- _Goal of the exercise_
Please print exactly the lines running from the one that contains "Serialize everything readable" to the end of the data, with both lines included.

- _Provided material_
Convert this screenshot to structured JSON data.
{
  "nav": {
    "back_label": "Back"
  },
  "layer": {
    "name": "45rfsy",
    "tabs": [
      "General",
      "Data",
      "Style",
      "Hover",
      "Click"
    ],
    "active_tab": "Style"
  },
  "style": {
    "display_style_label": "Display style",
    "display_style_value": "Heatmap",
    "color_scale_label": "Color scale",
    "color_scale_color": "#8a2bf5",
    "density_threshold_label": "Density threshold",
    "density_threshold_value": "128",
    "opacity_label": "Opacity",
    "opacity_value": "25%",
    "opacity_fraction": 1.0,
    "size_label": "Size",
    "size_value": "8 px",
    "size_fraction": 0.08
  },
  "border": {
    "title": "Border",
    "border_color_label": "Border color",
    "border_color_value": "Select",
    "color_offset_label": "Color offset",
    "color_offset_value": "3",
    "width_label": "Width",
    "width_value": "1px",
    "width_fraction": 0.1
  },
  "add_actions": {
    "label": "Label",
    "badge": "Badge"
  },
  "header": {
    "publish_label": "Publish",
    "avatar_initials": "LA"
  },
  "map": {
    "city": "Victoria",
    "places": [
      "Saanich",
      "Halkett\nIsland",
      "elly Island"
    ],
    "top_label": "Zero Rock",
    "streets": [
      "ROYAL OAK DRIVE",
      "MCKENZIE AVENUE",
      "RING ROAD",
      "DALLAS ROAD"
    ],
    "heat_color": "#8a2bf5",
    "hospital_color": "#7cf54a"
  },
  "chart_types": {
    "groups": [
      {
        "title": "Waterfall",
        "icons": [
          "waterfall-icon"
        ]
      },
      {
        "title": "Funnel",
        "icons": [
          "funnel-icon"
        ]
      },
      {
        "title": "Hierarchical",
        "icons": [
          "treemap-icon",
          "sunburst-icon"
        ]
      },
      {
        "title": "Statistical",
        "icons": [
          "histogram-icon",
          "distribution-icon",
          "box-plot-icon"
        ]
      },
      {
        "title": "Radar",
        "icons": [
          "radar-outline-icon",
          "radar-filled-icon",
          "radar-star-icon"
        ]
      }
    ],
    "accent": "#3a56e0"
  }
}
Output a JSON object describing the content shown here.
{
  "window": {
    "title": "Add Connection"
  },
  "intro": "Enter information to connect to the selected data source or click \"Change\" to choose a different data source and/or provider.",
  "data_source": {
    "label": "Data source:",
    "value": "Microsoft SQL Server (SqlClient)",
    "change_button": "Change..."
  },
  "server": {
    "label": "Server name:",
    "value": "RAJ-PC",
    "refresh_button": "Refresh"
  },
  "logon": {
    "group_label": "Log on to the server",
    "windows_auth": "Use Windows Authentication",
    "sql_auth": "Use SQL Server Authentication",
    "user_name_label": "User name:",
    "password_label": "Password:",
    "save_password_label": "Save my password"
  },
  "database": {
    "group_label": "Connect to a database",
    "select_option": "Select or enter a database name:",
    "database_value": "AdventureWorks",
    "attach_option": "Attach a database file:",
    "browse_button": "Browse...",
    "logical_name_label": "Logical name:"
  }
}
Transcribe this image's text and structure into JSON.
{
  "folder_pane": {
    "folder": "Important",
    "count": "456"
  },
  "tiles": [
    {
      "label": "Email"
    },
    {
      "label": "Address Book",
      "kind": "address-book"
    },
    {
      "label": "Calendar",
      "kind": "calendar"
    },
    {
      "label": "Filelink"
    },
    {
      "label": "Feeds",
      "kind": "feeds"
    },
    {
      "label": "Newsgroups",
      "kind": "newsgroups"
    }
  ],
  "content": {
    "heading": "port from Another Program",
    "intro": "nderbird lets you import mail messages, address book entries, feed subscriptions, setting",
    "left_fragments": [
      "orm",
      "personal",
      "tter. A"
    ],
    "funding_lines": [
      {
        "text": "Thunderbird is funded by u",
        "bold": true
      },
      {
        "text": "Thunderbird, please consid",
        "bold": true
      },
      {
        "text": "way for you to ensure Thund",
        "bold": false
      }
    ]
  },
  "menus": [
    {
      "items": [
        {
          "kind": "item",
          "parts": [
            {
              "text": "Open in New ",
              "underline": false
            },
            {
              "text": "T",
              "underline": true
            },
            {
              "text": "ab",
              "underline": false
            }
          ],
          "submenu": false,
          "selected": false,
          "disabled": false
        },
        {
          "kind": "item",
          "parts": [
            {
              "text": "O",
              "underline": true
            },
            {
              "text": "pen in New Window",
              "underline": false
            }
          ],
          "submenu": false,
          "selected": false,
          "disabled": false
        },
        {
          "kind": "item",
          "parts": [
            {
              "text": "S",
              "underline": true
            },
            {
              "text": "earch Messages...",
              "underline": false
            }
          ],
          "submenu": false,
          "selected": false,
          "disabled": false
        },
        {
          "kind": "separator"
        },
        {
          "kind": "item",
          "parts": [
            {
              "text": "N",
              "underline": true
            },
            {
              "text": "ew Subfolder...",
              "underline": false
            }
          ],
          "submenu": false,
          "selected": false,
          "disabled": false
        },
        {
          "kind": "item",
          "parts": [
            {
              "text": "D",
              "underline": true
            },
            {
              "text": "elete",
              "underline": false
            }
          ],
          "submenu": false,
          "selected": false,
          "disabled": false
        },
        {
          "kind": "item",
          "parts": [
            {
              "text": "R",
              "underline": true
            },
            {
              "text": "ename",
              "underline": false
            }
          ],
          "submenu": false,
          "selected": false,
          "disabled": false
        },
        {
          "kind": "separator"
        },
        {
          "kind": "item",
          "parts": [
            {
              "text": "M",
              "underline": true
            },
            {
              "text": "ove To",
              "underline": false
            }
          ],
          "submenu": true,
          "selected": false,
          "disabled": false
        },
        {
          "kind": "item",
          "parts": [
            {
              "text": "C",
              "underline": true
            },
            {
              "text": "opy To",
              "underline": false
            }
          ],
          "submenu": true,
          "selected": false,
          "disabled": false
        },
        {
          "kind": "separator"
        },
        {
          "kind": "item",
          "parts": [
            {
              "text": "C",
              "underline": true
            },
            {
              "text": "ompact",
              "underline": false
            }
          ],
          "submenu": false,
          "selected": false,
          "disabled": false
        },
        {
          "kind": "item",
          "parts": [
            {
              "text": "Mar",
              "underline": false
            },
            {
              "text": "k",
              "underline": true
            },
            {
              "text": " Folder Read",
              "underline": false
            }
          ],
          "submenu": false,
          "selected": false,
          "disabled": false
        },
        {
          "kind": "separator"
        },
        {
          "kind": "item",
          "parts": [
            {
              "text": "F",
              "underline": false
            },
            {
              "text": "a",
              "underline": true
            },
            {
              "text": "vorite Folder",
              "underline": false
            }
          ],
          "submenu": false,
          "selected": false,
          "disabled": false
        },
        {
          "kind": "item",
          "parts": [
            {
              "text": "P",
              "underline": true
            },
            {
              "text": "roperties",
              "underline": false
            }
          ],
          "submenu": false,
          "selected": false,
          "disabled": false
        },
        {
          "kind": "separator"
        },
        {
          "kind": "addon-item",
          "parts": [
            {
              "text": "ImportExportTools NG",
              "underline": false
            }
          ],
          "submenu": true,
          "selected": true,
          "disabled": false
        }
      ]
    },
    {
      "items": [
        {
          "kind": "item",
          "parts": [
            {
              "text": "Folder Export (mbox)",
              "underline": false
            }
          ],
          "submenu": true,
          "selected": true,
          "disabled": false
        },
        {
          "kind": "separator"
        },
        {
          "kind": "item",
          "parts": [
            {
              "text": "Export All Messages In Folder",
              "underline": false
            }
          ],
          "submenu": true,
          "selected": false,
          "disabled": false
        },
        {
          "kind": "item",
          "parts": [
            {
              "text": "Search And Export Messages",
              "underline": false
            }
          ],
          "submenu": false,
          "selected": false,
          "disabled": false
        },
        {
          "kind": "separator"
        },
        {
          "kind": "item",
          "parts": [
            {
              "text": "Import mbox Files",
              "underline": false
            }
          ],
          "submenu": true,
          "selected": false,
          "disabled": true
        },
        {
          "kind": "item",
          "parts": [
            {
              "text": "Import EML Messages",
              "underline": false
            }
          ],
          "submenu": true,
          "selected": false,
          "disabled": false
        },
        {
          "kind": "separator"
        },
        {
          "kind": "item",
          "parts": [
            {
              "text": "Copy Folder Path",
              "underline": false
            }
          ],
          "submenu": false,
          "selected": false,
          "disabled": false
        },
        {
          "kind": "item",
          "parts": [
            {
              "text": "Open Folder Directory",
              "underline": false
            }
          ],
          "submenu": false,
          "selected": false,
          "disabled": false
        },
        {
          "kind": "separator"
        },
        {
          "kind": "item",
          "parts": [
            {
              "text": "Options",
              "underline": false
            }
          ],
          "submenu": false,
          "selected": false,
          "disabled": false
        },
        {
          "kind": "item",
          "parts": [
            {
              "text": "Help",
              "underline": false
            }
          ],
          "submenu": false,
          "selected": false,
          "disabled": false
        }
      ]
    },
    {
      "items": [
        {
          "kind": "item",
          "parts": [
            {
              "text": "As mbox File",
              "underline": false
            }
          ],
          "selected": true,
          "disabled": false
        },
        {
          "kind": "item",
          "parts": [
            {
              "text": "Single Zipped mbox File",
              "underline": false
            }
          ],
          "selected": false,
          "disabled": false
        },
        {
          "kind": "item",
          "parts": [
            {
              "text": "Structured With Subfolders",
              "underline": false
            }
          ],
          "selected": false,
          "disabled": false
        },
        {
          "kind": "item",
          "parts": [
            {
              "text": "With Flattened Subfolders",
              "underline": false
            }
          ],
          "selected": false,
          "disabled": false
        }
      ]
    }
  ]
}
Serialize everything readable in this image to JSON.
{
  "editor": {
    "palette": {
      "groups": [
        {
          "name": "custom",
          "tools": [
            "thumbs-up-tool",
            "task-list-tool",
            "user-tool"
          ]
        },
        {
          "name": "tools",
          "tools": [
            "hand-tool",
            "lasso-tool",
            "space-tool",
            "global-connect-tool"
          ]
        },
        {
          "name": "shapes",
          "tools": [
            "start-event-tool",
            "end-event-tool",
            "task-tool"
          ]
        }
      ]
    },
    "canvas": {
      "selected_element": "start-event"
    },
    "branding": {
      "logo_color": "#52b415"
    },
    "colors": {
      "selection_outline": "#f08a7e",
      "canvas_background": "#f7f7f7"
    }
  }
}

- _The result_
Serialize everything readable in this image to JSON.
{
  "editor": {
    "palette": {
      "groups": [
        {
          "name": "custom",
          "tools": [
            "thumbs-up-tool",
            "task-list-tool",
            "user-tool"
          ]
        },
        {
          "name": "tools",
          "tools": [
            "hand-tool",
            "lasso-tool",
            "space-tool",
            "global-connect-tool"
          ]
        },
        {
          "name": "shapes",
          "tools": [
            "start-event-tool",
            "end-event-tool",
            "task-tool"
          ]
        }
      ]
    },
    "canvas": {
      "selected_element": "start-event"
    },
    "branding": {
      "logo_color": "#52b415"
    },
    "colors": {
      "selection_outline": "#f08a7e",
      "canvas_background": "#f7f7f7"
    }
  }
}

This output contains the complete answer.